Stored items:
::::::::
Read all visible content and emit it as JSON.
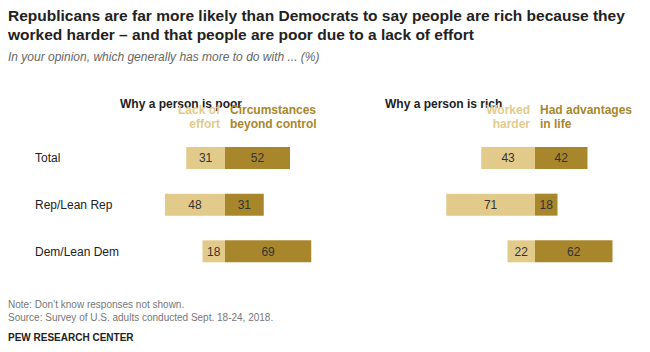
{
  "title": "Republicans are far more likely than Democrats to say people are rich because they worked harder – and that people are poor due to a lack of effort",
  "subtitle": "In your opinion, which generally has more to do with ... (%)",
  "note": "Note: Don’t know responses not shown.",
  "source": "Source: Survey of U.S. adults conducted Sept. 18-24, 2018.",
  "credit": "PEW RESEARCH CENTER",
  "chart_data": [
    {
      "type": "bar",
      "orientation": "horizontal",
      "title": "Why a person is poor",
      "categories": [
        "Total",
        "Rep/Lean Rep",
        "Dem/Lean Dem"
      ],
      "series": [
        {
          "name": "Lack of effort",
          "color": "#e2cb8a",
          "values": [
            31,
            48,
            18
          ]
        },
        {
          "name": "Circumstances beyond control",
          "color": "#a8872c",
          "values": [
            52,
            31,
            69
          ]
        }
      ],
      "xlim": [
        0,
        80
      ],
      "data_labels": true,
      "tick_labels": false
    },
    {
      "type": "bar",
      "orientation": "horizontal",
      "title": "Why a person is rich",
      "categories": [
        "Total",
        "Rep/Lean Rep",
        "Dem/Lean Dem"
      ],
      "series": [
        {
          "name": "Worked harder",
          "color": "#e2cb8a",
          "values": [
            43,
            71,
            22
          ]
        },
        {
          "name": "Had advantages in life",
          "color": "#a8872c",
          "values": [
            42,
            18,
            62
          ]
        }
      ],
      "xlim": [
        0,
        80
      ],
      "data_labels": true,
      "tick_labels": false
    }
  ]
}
::::::::
### Directions
Reproduce the full material exactly, excluding the pictures.

### The answer
Read all visible content and emit it as JSON.
{
  "title": "Republicans are far more likely than Democrats to say people are rich because they worked harder – and that people are poor due to a lack of effort",
  "subtitle": "In your opinion, which generally has more to do with ... (%)",
  "note": "Note: Don’t know responses not shown.",
  "source": "Source: Survey of U.S. adults conducted Sept. 18-24, 2018.",
  "credit": "PEW RESEARCH CENTER",
  "chart_data": [
    {
      "type": "bar",
      "orientation": "horizontal",
      "title": "Why a person is poor",
      "categories": [
        "Total",
        "Rep/Lean Rep",
        "Dem/Lean Dem"
      ],
      "series": [
        {
          "name": "Lack of effort",
          "color": "#e2cb8a",
          "values": [
            31,
            48,
            18
          ]
        },
        {
          "name": "Circumstances beyond control",
          "color": "#a8872c",
          "values": [
            52,
            31,
            69
          ]
        }
      ],
      "xlim": [
        0,
        80
      ],
      "data_labels": true,
      "tick_labels": false
    },
    {
      "type": "bar",
      "orientation": "horizontal",
      "title": "Why a person is rich",
      "categories": [
        "Total",
        "Rep/Lean Rep",
        "Dem/Lean Dem"
      ],
      "series": [
        {
          "name": "Worked harder",
          "color": "#e2cb8a",
          "values": [
            43,
            71,
            22
          ]
        },
        {
          "name": "Had advantages in life",
          "color": "#a8872c",
          "values": [
            42,
            18,
            62
          ]
        }
      ],
      "xlim": [
        0,
        80
      ],
      "data_labels": true,
      "tick_labels": false
    }
  ]
}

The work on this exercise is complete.